──────── GIVEN RECORDS

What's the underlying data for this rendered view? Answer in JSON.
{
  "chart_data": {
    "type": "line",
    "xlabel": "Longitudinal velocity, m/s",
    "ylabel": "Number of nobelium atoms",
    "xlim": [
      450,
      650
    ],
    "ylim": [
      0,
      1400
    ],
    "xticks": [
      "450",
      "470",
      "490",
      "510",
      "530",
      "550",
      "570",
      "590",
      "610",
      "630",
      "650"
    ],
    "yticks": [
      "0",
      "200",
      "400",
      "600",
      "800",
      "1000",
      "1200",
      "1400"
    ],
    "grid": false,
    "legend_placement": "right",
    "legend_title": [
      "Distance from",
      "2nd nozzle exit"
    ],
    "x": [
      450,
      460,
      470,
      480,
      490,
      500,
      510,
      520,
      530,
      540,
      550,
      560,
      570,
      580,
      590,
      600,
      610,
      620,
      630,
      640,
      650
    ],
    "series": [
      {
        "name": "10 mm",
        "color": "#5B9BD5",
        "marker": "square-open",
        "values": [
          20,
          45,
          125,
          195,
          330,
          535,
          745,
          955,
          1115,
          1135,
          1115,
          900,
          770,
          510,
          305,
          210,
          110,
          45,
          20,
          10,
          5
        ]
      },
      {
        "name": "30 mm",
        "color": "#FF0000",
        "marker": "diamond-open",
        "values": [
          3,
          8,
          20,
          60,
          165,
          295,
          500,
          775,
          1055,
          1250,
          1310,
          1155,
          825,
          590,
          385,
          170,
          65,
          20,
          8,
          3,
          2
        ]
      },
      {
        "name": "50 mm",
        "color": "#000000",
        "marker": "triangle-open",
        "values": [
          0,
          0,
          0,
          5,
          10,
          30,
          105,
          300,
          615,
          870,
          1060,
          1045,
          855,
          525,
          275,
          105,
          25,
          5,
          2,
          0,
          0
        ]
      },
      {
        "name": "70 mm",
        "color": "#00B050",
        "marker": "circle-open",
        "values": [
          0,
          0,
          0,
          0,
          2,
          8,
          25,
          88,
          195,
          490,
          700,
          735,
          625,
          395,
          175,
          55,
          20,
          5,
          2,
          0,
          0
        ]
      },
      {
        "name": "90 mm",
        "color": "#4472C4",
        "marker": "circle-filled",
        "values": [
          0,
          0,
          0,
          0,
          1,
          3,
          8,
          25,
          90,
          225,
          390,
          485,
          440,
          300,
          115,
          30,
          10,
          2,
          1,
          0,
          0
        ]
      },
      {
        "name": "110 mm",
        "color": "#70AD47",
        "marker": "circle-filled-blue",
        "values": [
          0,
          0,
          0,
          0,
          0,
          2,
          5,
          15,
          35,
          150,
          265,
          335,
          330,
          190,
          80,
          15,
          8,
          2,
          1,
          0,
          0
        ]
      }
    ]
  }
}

────────────────

YOUR GOAL — Every record above should be output exactly.

OUTPUT —
What's the underlying data for this rendered view? Answer in JSON.
{
  "chart_data": {
    "type": "line",
    "xlabel": "Longitudinal velocity, m/s",
    "ylabel": "Number of nobelium atoms",
    "xlim": [
      450,
      650
    ],
    "ylim": [
      0,
      1400
    ],
    "xticks": [
      "450",
      "470",
      "490",
      "510",
      "530",
      "550",
      "570",
      "590",
      "610",
      "630",
      "650"
    ],
    "yticks": [
      "0",
      "200",
      "400",
      "600",
      "800",
      "1000",
      "1200",
      "1400"
    ],
    "grid": false,
    "legend_placement": "right",
    "legend_title": [
      "Distance from",
      "2nd nozzle exit"
    ],
    "x": [
      450,
      460,
      470,
      480,
      490,
      500,
      510,
      520,
      530,
      540,
      550,
      560,
      570,
      580,
      590,
      600,
      610,
      620,
      630,
      640,
      650
    ],
    "series": [
      {
        "name": "10 mm",
        "color": "#5B9BD5",
        "marker": "square-open",
        "values": [
          20,
          45,
          125,
          195,
          330,
          535,
          745,
          955,
          1115,
          1135,
          1115,
          900,
          770,
          510,
          305,
          210,
          110,
          45,
          20,
          10,
          5
        ]
      },
      {
        "name": "30 mm",
        "color": "#FF0000",
        "marker": "diamond-open",
        "values": [
          3,
          8,
          20,
          60,
          165,
          295,
          500,
          775,
          1055,
          1250,
          1310,
          1155,
          825,
          590,
          385,
          170,
          65,
          20,
          8,
          3,
          2
        ]
      },
      {
        "name": "50 mm",
        "color": "#000000",
        "marker": "triangle-open",
        "values": [
          0,
          0,
          0,
          5,
          10,
          30,
          105,
          300,
          615,
          870,
          1060,
          1045,
          855,
          525,
          275,
          105,
          25,
          5,
          2,
          0,
          0
        ]
      },
      {
        "name": "70 mm",
        "color": "#00B050",
        "marker": "circle-open",
        "values": [
          0,
          0,
          0,
          0,
          2,
          8,
          25,
          88,
          195,
          490,
          700,
          735,
          625,
          395,
          175,
          55,
          20,
          5,
          2,
          0,
          0
        ]
      },
      {
        "name": "90 mm",
        "color": "#4472C4",
        "marker": "circle-filled",
        "values": [
          0,
          0,
          0,
          0,
          1,
          3,
          8,
          25,
          90,
          225,
          390,
          485,
          440,
          300,
          115,
          30,
          10,
          2,
          1,
          0,
          0
        ]
      },
      {
        "name": "110 mm",
        "color": "#70AD47",
        "marker": "circle-filled-blue",
        "values": [
          0,
          0,
          0,
          0,
          0,
          2,
          5,
          15,
          35,
          150,
          265,
          335,
          330,
          190,
          80,
          15,
          8,
          2,
          1,
          0,
          0
        ]
      }
    ]
  }
}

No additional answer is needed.